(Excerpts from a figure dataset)
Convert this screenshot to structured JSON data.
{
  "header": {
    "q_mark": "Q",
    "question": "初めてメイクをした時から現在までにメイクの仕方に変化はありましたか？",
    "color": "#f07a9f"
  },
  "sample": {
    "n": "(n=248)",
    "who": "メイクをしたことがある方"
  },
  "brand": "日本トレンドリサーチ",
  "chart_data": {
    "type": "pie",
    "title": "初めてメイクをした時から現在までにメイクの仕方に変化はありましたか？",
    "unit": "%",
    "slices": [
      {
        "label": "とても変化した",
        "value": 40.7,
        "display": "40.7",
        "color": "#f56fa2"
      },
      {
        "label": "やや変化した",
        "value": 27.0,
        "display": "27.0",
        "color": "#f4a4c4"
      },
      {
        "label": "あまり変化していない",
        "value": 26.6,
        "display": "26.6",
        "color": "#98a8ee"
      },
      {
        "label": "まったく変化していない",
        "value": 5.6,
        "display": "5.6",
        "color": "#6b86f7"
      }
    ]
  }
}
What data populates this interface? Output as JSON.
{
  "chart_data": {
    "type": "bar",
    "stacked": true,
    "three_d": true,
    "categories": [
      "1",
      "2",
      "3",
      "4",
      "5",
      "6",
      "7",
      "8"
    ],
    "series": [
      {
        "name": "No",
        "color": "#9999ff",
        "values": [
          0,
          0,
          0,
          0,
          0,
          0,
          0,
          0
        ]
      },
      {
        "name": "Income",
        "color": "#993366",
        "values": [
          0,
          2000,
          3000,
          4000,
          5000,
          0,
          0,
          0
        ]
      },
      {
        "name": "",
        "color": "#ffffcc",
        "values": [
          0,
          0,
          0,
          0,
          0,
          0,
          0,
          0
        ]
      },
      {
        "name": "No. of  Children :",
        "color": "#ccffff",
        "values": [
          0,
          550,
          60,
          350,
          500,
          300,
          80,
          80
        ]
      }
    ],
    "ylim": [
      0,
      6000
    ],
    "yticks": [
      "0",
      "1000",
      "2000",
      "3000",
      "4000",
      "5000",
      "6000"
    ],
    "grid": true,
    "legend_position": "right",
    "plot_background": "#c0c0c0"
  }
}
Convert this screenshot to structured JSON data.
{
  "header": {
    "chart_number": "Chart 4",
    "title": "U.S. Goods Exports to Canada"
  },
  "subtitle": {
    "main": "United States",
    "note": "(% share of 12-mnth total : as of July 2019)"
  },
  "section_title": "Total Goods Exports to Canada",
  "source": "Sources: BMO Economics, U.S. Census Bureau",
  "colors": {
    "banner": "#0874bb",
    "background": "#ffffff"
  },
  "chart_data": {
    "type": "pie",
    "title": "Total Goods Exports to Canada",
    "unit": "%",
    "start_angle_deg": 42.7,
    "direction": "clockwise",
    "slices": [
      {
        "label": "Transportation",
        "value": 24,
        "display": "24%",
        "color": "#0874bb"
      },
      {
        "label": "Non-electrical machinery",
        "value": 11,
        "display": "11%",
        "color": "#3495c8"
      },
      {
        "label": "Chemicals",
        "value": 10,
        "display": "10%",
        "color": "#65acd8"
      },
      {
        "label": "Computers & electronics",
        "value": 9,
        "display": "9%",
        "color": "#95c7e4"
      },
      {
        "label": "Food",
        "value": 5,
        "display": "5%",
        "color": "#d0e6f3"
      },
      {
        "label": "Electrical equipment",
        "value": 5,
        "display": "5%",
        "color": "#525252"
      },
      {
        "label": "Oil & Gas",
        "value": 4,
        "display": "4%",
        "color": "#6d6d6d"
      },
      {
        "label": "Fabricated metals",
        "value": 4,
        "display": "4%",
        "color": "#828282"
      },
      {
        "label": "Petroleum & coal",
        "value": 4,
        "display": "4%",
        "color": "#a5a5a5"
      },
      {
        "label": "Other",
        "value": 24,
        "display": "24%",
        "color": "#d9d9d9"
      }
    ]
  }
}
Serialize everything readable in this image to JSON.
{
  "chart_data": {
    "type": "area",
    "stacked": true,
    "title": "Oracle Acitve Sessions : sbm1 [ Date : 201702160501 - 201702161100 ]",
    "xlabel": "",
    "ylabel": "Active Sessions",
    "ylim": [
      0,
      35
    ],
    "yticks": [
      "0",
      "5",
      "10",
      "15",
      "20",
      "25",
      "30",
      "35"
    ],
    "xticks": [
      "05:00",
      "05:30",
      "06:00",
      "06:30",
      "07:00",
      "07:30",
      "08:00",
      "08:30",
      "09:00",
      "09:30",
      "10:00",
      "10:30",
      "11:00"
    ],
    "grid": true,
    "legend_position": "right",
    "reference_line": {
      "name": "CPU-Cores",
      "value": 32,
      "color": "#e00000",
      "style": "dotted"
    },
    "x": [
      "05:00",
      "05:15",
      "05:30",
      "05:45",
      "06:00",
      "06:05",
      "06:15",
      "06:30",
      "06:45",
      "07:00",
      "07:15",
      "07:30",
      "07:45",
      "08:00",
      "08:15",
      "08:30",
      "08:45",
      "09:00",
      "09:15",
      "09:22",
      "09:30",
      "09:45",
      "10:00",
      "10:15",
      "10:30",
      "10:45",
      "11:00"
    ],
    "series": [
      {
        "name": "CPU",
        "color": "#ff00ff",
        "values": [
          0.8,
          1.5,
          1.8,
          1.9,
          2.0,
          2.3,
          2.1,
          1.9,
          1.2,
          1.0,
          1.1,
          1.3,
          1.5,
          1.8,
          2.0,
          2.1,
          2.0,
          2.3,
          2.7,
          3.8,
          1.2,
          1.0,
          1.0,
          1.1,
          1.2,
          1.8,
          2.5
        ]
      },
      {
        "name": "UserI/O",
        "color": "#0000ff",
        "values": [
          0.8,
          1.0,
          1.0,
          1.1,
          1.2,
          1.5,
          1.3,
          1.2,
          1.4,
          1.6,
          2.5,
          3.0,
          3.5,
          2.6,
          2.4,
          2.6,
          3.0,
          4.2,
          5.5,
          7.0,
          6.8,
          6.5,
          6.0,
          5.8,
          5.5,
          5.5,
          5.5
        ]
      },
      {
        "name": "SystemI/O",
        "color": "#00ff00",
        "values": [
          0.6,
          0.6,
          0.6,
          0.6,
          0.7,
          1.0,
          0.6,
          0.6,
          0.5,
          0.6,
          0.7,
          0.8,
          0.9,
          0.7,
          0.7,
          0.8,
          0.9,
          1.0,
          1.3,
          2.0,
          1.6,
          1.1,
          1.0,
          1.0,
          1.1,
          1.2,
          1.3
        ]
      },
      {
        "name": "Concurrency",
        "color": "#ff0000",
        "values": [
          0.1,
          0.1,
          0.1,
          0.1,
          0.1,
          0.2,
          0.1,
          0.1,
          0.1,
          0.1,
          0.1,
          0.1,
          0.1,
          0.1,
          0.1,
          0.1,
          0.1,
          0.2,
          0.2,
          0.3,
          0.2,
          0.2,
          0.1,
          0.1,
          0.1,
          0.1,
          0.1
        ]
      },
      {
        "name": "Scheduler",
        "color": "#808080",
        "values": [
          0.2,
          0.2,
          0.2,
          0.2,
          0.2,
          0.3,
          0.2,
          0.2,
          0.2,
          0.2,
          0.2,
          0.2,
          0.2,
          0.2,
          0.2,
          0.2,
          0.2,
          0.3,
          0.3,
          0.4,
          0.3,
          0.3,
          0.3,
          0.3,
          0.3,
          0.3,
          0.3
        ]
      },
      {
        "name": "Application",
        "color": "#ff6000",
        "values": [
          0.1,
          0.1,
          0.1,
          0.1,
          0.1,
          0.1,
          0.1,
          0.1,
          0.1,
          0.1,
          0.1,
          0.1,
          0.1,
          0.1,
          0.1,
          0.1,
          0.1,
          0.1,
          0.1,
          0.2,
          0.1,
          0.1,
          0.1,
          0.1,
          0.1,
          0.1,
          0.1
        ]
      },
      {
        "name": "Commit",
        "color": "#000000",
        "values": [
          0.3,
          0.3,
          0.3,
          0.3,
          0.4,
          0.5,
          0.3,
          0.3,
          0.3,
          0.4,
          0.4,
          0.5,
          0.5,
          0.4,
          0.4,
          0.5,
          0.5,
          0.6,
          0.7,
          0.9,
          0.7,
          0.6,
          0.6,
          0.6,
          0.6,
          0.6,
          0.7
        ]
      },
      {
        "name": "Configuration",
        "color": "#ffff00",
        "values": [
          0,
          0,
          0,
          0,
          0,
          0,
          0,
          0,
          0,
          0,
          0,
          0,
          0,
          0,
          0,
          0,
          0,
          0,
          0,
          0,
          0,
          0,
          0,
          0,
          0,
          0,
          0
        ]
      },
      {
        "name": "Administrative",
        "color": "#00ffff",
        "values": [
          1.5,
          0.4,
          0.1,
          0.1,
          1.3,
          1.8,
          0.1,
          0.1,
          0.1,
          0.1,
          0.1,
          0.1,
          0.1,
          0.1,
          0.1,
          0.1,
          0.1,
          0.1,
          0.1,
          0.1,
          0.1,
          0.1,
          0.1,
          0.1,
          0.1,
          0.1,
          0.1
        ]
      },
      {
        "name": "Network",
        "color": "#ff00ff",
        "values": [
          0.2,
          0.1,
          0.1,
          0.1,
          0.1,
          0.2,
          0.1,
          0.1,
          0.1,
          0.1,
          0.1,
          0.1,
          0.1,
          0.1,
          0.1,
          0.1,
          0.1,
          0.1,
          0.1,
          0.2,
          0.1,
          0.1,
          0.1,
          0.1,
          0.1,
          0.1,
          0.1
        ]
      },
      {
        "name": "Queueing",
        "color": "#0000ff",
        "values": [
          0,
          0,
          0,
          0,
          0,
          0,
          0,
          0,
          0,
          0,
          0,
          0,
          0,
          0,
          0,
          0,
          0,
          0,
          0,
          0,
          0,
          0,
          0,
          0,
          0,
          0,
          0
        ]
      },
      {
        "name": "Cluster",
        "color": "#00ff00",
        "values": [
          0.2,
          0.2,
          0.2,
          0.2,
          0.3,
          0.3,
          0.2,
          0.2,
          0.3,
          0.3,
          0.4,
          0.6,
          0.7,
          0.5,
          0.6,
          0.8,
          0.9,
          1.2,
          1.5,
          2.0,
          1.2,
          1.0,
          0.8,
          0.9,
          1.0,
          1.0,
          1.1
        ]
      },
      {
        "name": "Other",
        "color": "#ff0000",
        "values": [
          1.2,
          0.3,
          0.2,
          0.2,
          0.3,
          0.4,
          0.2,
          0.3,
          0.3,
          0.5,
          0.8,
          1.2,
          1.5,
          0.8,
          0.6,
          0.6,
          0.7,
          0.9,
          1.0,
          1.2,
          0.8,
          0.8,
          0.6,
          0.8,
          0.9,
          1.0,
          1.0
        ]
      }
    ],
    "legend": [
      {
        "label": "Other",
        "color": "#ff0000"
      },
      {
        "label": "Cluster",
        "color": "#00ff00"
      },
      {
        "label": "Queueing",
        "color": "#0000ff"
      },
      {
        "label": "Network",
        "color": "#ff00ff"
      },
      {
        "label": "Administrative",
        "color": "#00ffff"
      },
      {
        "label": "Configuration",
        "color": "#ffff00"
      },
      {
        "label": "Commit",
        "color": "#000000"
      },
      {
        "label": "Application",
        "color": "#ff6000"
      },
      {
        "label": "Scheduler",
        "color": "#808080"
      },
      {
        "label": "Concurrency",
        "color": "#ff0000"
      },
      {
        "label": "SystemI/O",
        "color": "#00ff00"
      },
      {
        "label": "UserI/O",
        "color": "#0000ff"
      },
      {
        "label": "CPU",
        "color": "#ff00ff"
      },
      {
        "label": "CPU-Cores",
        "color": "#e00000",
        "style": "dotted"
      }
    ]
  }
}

**Brief:**
Each line with the string "JSON" in it needs to be found and copied.

**Answer to the problem:**
Convert this screenshot to structured JSON data.
What data populates this interface? Output as JSON.
Convert this screenshot to structured JSON data.
Serialize everything readable in this image to JSON.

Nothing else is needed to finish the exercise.